WHAT THE TASK ASKS —
Write out the listing beneath this instruction in its entirety, exactly as it reads.

RECORDS FOR THE TASK —
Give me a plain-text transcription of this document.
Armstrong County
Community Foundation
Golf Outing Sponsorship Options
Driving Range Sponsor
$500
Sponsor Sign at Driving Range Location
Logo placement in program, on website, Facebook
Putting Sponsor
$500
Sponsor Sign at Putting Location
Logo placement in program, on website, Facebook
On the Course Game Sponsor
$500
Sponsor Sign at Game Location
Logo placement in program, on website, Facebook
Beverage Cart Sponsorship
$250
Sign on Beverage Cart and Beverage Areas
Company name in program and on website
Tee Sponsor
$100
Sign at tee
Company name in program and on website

EXPECTED ANSWER —
Give me a plain-text transcription of this document.
Armstrong County
Community Foundation
Golf Outing Sponsorship Options
Driving Range Sponsor
$500
Sponsor Sign at Driving Range Location
Logo placement in program, on website, Facebook
Putting Sponsor
$500
Sponsor Sign at Putting Location
Logo placement in program, on website, Facebook
On the Course Game Sponsor
$500
Sponsor Sign at Game Location
Logo placement in program, on website, Facebook
Beverage Cart Sponsorship
$250
Sign on Beverage Cart and Beverage Areas
Company name in program and on website
Tee Sponsor
$100
Sign at tee
Company name in program and on website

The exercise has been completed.